## Written exercise
Report how many lines contain "likes"; state the number and nothing else.

## Given information

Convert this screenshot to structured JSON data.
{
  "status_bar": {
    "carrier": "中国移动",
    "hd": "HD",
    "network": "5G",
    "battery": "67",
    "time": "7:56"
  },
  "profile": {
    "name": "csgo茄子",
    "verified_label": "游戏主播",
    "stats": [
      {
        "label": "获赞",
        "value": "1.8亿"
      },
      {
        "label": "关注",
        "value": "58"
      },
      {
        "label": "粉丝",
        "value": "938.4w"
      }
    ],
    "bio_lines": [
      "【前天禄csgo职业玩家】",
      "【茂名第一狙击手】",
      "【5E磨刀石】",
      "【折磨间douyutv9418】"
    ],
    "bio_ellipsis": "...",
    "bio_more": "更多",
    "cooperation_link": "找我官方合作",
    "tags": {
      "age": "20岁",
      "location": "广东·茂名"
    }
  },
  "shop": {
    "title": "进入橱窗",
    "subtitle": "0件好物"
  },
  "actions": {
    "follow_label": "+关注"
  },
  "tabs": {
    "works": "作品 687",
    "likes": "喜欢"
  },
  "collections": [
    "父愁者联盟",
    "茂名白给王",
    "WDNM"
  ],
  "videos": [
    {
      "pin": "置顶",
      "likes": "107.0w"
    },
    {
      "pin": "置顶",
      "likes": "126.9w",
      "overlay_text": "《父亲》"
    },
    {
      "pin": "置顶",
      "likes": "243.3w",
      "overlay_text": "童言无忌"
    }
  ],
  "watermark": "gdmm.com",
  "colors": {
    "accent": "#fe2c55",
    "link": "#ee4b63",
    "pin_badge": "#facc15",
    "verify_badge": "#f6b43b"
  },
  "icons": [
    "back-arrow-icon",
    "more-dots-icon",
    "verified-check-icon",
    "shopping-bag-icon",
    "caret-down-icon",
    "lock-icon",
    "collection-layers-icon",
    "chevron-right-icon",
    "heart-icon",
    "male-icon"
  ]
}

## Answer to the task
4